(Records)
----

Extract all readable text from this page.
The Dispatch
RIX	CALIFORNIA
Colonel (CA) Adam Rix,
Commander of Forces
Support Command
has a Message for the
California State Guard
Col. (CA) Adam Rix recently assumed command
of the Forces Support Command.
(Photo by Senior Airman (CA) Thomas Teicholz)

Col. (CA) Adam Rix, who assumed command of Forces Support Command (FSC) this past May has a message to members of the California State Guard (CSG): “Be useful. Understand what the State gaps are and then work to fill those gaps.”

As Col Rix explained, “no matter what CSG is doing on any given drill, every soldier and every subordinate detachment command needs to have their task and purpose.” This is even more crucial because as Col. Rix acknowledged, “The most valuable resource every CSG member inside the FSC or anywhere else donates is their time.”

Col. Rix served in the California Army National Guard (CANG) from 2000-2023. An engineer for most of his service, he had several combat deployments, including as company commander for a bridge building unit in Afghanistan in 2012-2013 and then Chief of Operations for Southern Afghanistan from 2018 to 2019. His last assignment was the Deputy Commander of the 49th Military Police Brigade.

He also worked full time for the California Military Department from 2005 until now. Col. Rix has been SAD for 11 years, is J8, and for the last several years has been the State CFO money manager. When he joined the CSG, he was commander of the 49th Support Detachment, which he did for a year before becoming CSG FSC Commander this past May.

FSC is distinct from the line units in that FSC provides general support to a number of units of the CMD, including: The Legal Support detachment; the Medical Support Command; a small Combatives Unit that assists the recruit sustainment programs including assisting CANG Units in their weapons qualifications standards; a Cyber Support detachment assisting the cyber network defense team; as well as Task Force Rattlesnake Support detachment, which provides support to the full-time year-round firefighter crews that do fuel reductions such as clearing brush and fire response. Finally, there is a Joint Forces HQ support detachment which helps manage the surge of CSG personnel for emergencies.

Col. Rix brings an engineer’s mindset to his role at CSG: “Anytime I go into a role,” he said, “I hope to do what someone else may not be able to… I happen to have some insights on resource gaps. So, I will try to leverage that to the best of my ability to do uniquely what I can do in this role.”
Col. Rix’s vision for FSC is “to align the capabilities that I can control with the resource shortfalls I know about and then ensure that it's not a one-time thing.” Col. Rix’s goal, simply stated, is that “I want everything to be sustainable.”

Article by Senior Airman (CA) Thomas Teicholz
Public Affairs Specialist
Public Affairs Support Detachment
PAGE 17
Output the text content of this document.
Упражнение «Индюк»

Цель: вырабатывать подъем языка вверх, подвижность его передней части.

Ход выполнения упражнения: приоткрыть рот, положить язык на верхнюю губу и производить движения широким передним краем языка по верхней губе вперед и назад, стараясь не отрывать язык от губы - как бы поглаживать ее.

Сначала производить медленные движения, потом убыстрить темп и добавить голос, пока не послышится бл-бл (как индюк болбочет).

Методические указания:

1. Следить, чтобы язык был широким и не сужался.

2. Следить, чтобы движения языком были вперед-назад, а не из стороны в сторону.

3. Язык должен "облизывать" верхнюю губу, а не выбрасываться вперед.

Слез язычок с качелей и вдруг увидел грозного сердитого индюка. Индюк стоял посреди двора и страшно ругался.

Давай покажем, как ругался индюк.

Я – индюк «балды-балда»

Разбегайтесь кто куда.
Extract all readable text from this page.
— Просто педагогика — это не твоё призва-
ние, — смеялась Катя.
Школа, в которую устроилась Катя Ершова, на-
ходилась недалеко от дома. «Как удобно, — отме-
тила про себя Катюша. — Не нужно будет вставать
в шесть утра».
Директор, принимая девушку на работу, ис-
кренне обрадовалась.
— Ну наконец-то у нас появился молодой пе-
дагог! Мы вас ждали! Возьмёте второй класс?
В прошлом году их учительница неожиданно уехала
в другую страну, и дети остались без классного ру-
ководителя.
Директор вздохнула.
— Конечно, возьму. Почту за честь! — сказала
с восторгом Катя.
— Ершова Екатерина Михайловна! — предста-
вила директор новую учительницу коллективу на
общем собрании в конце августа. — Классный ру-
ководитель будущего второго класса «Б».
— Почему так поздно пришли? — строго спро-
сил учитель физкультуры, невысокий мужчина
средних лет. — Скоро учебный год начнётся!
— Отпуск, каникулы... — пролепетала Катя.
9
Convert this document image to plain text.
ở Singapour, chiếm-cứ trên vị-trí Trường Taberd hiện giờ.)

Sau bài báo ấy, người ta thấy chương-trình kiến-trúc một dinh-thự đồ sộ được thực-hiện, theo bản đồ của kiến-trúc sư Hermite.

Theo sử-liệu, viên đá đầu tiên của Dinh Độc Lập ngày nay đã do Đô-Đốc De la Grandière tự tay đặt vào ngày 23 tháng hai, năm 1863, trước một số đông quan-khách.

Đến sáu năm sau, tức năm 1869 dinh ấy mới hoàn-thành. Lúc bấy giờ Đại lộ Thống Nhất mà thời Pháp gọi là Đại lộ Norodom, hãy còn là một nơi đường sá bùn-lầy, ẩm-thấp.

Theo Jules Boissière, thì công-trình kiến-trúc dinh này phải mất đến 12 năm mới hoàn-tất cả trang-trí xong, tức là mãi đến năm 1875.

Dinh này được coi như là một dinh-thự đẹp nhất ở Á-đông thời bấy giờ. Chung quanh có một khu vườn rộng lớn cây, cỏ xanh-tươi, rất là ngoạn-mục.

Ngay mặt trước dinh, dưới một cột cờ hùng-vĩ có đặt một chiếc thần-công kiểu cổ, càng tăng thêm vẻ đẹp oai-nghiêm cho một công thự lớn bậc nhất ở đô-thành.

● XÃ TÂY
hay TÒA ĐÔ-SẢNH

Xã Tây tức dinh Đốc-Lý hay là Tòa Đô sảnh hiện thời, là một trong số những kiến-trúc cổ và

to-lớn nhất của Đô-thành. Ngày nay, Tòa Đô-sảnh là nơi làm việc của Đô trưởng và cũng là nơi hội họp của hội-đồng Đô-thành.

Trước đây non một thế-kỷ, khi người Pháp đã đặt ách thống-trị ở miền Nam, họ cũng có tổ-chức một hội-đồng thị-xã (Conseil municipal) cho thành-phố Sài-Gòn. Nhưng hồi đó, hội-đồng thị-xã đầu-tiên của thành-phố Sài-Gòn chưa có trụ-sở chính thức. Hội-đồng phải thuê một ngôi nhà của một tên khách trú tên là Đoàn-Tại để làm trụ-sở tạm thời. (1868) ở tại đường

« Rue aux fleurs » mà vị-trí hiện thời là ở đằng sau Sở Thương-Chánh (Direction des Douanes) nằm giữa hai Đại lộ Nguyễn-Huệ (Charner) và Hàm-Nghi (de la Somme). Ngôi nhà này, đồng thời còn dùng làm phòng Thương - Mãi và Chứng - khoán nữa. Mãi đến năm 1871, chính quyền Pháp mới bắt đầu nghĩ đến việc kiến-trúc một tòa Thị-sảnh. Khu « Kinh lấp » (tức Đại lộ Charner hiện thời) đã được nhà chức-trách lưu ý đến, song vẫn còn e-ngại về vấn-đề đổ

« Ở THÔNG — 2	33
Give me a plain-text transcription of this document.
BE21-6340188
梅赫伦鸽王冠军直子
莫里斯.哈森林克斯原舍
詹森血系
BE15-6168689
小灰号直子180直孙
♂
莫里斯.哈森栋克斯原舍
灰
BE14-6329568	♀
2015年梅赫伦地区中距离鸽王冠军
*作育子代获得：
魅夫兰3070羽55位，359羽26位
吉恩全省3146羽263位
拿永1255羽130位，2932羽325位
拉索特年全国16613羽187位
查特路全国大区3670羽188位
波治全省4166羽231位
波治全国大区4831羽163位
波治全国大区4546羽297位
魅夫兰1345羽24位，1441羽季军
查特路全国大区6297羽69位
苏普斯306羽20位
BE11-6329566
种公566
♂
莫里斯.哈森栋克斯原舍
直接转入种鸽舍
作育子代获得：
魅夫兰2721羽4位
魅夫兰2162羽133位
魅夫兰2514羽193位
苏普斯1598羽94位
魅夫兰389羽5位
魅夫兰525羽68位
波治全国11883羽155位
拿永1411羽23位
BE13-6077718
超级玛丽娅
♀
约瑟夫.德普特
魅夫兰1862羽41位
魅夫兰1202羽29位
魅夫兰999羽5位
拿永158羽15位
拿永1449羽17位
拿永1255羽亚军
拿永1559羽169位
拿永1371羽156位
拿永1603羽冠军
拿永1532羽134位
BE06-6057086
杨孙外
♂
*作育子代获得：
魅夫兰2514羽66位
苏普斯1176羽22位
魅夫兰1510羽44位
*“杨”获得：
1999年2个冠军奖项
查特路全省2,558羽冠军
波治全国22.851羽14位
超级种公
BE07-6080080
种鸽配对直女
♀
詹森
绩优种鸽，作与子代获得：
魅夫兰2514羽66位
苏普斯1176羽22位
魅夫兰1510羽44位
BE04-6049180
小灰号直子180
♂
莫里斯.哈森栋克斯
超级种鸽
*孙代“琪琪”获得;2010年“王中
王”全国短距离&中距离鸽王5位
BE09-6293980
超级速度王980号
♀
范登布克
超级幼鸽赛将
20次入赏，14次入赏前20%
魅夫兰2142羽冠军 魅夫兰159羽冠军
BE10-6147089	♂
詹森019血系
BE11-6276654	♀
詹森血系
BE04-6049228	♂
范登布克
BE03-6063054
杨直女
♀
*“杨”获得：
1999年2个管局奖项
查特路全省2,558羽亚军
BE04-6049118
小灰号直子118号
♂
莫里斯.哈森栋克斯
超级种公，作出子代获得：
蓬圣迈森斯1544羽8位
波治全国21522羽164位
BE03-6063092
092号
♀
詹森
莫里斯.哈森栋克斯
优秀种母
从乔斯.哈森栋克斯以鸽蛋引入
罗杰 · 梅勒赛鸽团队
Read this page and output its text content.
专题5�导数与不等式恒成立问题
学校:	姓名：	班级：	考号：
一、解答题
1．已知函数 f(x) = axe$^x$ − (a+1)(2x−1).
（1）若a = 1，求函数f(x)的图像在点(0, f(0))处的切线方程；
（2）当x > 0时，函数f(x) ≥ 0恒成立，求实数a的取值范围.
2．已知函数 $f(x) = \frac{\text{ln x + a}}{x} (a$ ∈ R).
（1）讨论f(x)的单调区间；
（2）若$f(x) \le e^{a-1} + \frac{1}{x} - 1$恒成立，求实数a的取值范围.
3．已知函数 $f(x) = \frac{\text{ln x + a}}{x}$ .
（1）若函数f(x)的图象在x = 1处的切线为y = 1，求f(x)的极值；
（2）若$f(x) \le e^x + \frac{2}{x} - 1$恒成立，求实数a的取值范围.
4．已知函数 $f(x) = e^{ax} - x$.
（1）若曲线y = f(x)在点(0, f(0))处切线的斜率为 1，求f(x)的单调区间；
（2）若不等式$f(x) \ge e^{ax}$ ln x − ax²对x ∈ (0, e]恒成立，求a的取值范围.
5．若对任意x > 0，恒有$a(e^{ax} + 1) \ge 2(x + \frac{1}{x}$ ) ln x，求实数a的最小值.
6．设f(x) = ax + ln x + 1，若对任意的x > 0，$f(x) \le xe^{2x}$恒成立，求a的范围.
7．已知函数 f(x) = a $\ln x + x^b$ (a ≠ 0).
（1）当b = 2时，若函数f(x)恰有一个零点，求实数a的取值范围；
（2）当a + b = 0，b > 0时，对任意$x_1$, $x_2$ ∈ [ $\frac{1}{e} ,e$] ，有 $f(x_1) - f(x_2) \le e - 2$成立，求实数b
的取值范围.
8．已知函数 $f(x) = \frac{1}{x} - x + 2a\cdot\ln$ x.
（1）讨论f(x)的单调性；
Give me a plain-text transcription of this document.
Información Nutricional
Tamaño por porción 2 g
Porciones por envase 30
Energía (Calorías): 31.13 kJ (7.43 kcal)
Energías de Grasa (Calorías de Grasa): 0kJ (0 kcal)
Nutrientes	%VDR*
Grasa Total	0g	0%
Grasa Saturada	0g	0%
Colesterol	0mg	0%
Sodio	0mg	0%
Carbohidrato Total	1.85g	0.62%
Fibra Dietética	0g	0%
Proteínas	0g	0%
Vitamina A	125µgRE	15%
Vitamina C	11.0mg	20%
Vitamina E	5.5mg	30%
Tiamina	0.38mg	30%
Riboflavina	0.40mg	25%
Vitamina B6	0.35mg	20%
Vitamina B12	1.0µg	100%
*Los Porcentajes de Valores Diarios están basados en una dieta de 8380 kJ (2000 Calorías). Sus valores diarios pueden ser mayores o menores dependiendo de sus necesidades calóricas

----

*The exercise*. Look through the data above. Each line containing the word "Senior" needs to be copied.

*Written answer*.
(Photo by Senior Airman (CA) Thomas Teicholz)
Article by Senior Airman (CA) Thomas Teicholz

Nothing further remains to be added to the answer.